Dataset items:

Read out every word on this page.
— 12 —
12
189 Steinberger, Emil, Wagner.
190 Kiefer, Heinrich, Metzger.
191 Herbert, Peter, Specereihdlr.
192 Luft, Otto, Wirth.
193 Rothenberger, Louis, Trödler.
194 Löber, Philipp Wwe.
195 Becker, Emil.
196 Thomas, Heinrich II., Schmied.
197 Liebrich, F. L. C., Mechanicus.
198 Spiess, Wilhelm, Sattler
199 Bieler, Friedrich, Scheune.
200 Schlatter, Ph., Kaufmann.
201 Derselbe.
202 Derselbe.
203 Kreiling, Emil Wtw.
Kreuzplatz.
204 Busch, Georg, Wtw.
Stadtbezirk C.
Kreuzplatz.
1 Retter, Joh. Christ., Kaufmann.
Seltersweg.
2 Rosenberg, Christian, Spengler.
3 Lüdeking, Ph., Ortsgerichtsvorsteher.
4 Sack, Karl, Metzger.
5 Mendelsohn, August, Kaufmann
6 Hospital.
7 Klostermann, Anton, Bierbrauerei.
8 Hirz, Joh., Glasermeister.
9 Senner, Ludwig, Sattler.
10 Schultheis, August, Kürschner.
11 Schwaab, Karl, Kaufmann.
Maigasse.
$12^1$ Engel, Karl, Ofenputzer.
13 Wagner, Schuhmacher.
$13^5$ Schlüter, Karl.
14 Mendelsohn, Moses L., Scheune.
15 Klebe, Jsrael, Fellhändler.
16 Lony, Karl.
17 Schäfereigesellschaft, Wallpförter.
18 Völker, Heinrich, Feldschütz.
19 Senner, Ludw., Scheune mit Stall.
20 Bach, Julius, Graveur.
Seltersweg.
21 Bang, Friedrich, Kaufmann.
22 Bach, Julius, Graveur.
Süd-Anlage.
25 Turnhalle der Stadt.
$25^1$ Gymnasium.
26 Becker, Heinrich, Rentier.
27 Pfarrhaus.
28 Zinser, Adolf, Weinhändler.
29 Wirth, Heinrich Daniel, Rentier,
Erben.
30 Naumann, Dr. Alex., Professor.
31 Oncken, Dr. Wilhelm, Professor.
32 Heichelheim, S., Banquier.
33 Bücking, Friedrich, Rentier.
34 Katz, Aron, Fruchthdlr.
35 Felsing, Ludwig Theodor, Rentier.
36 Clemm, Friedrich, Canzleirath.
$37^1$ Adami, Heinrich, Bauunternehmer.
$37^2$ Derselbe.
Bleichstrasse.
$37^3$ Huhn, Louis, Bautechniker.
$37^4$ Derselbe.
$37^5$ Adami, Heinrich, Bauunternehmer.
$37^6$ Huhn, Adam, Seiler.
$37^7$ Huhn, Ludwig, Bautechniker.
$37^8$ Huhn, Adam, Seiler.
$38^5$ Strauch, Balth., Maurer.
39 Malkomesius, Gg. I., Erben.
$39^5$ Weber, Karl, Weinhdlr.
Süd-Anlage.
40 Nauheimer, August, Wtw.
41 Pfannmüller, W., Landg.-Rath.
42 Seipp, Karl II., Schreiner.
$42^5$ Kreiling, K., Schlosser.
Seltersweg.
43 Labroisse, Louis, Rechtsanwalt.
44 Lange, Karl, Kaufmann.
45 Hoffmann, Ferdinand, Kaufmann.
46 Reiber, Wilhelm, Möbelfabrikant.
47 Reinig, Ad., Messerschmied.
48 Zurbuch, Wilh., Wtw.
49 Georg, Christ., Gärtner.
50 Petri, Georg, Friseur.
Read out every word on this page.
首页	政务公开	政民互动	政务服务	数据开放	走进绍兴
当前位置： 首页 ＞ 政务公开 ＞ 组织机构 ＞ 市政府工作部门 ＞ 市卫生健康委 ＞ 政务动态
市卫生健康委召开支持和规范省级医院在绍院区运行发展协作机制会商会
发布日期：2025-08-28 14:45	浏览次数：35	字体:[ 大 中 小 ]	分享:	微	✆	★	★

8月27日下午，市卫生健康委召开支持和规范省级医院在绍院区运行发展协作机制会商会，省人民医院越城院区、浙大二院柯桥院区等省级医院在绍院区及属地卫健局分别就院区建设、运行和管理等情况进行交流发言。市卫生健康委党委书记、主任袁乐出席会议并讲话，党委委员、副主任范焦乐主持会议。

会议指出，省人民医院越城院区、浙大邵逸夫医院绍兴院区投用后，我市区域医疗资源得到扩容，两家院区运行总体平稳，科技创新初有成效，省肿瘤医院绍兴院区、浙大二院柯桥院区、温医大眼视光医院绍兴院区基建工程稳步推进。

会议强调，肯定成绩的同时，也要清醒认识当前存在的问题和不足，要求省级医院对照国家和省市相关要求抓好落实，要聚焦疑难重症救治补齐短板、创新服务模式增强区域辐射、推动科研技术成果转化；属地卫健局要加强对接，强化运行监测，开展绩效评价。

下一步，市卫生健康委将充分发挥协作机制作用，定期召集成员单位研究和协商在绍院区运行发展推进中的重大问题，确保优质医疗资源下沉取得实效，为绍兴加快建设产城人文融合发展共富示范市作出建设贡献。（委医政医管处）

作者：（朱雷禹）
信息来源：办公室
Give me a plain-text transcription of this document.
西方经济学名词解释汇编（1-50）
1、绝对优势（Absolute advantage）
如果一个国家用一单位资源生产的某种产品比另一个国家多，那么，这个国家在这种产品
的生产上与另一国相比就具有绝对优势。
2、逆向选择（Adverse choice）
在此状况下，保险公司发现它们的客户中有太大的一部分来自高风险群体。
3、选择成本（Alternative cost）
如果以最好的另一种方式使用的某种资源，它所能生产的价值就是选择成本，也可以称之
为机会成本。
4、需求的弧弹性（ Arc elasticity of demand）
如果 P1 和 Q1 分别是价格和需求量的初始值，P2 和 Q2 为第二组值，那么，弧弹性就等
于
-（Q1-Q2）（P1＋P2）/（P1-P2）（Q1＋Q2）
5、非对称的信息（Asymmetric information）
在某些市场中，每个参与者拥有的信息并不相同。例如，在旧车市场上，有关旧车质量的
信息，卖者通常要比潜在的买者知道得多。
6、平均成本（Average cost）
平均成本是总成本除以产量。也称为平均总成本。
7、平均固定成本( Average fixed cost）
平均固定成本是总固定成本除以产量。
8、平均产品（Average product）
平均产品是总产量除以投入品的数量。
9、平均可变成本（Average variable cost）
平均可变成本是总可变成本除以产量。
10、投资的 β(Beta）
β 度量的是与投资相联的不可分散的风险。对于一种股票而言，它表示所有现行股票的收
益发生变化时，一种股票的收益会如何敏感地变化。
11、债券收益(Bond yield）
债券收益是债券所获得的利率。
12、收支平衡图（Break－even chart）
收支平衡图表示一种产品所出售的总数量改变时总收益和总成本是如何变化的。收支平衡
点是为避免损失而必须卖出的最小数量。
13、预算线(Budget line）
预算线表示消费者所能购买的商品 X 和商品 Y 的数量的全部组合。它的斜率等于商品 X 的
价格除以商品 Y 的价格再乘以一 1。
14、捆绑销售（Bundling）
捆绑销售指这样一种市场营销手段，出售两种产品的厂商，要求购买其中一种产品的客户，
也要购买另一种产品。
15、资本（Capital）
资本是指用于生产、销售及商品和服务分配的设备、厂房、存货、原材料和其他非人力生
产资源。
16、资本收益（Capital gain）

PROBLEM TO WORK ON: Pull every line containing "Seiler" out of the data above.

REPLY TO THE TASK:
$37^6$ Huhn, Adam, Seiler.
$37^8$ Huhn, Adam, Seiler.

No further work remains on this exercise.